> _TASK TO CARRY OUT_: Reproduce the listing below without changes, except that pictures are left out.
## start RECORDS SUPPLIED
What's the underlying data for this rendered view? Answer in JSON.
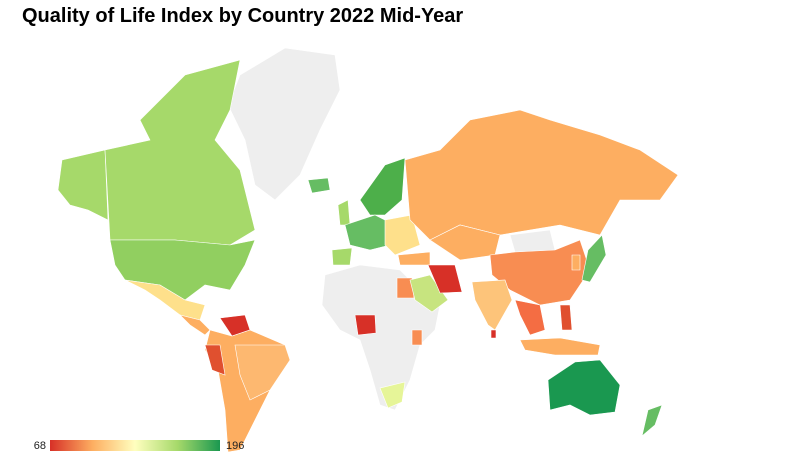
{
  "title": "Quality of Life Index by Country 2022 Mid-Year",
  "legend": {
    "min": 68,
    "max": 196,
    "colors": [
      "#d73027",
      "#fdae61",
      "#ffffbf",
      "#a6d96a",
      "#1a9850"
    ]
  }
}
## end RECORDS SUPPLIED
> _SOLUTION TO THIS TASK_:
What's the underlying data for this rendered view? Answer in JSON.
{
  "title": "Quality of Life Index by Country 2022 Mid-Year",
  "legend": {
    "min": 68,
    "max": 196,
    "colors": [
      "#d73027",
      "#fdae61",
      "#ffffbf",
      "#a6d96a",
      "#1a9850"
    ]
  }
}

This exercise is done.